-- start of Given records --

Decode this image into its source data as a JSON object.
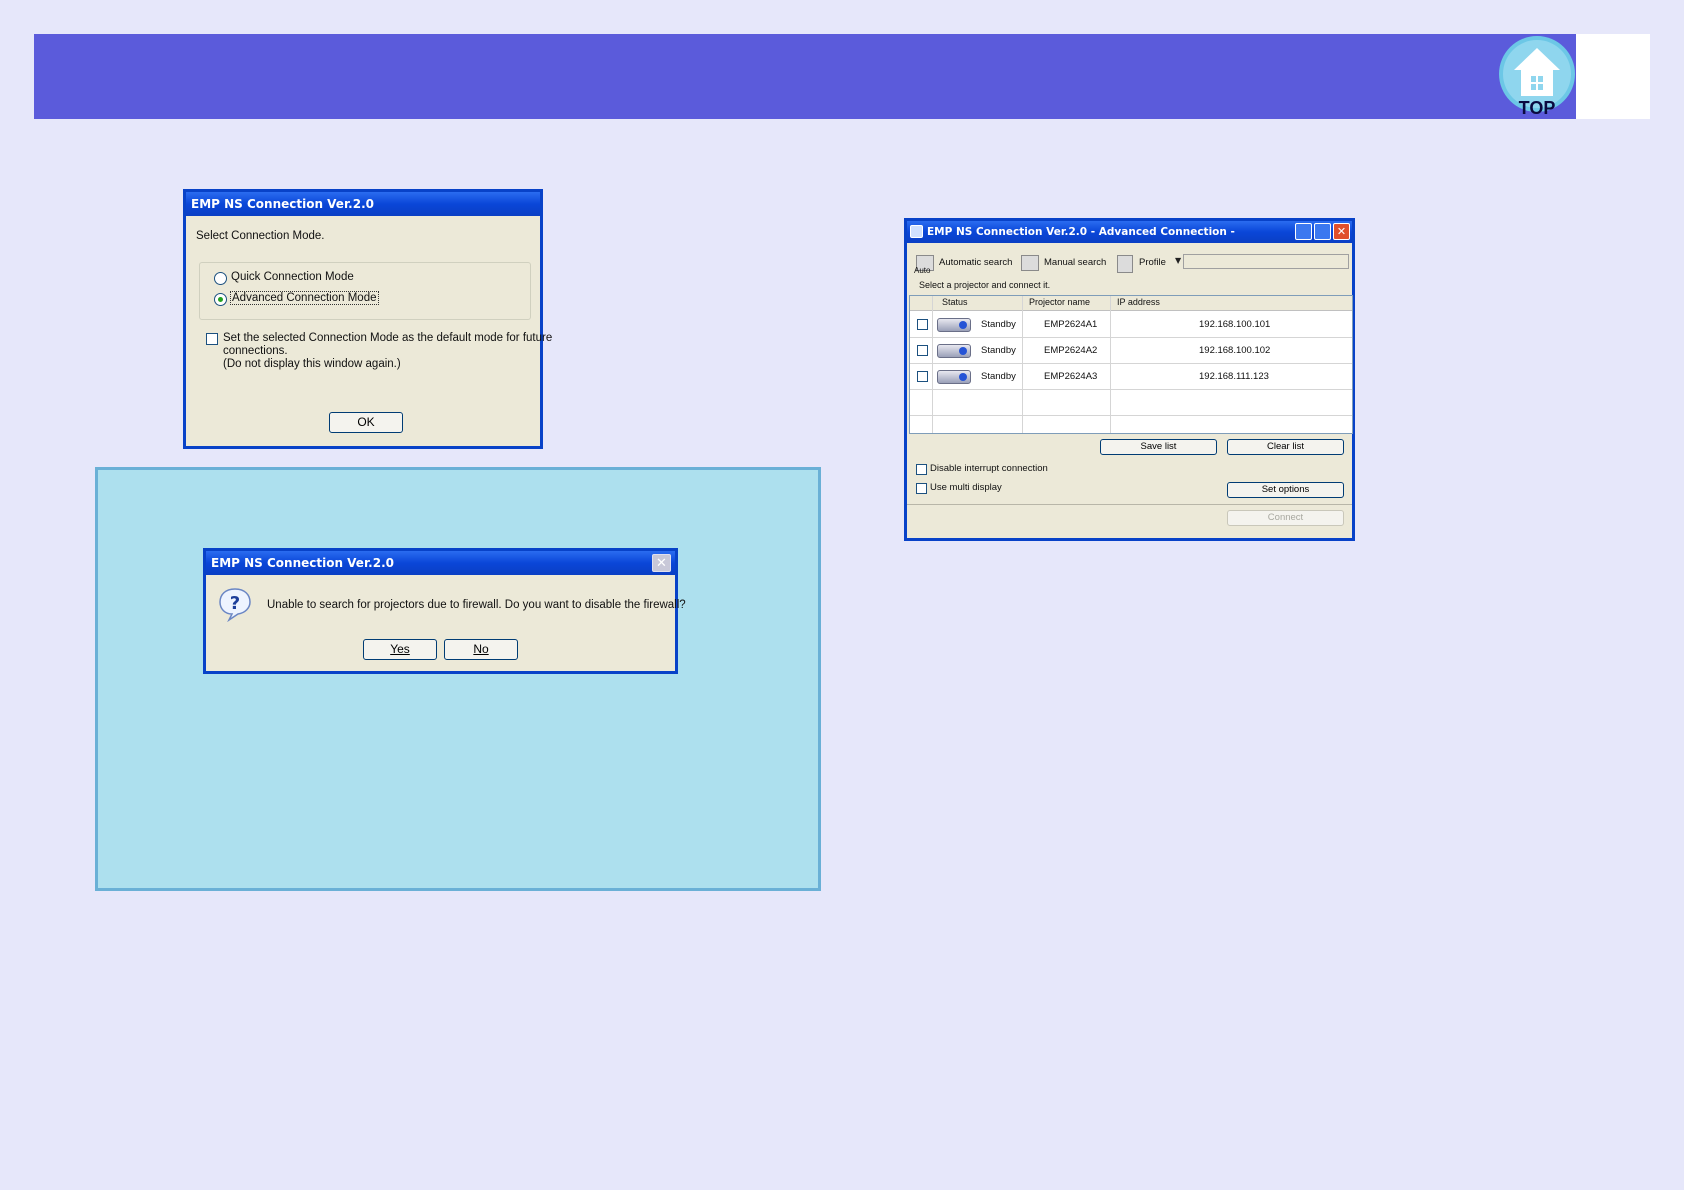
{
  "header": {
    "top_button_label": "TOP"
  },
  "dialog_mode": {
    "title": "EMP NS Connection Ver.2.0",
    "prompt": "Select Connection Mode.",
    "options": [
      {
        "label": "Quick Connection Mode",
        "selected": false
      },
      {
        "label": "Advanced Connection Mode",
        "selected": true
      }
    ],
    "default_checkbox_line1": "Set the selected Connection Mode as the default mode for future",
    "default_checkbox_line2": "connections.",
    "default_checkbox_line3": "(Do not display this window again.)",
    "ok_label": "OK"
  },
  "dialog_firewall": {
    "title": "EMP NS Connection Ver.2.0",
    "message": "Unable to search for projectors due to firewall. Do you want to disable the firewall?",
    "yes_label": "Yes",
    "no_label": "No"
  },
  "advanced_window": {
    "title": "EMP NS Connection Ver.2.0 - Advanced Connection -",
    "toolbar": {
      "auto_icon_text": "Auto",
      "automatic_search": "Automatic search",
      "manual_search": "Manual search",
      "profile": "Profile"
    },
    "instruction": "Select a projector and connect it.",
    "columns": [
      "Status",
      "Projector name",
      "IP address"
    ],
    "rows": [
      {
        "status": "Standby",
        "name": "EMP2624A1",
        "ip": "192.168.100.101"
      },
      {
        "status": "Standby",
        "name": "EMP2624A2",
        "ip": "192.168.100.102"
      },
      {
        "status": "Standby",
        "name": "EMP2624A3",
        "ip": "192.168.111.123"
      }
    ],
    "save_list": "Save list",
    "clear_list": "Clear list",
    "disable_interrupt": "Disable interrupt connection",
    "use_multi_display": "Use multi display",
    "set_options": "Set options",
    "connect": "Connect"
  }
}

-- end of Given records --
-- start of Given records --

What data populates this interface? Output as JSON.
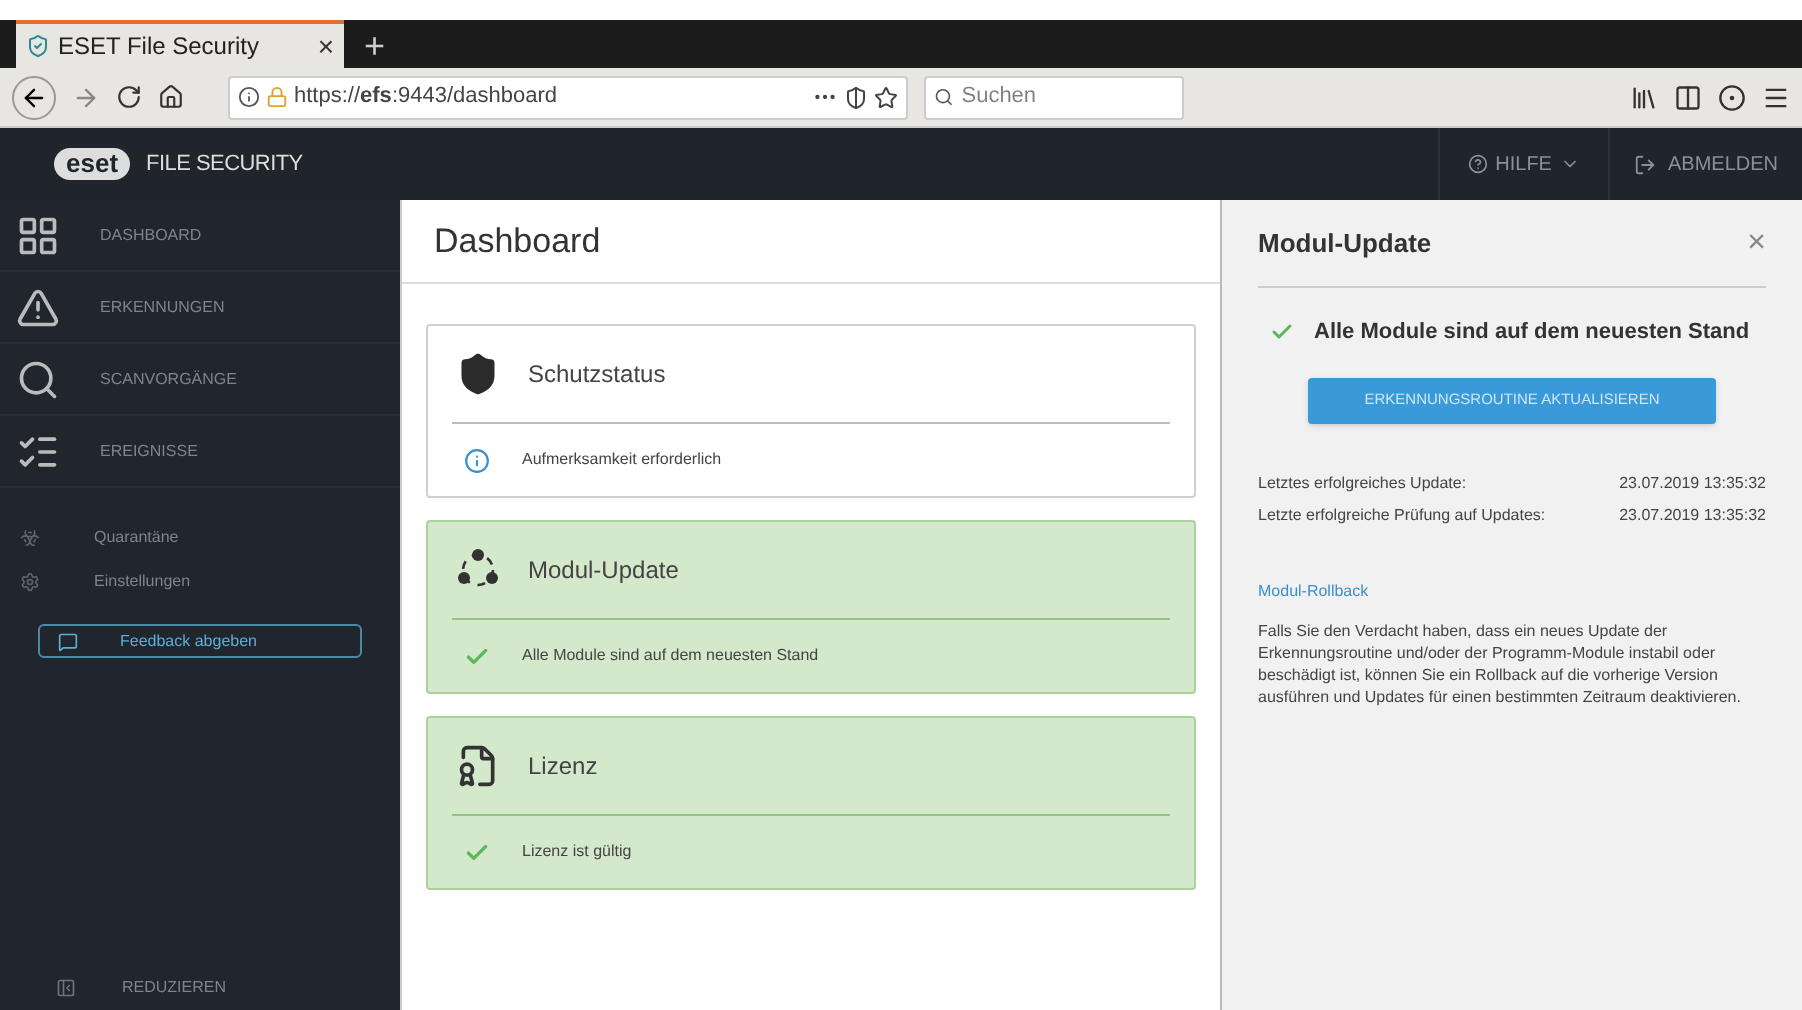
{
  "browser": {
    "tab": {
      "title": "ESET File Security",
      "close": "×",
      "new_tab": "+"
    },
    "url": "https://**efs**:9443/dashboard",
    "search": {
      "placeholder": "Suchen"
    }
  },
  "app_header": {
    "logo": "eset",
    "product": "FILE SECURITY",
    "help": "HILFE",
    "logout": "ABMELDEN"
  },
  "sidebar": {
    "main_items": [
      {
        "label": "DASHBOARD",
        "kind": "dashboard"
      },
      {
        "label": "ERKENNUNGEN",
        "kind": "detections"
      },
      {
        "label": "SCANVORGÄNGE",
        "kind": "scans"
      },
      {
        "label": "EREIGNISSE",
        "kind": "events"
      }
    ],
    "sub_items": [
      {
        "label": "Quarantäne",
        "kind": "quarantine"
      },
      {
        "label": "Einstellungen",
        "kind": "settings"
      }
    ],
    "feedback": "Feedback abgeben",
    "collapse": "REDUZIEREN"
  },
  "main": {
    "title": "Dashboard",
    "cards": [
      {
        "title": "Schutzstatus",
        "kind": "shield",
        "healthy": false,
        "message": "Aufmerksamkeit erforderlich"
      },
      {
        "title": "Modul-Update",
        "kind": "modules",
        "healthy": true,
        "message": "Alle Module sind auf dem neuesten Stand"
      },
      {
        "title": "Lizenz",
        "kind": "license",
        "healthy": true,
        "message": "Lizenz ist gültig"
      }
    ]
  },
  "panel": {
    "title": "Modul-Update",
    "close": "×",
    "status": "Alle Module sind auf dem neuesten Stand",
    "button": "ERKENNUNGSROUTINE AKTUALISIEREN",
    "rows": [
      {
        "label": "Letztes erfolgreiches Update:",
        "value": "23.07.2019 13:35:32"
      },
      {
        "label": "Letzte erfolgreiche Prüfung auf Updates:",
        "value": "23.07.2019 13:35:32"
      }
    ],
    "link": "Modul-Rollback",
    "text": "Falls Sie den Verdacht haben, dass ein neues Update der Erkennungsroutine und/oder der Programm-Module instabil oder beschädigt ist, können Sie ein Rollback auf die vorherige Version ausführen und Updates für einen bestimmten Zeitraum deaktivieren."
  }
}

-- end of Given records --

Given instruction → Sift the material for lines with the string "data". Copy each one found.

Solved exercise →
Decode this image into its source data as a JSON object.
What data populates this interface? Output as JSON.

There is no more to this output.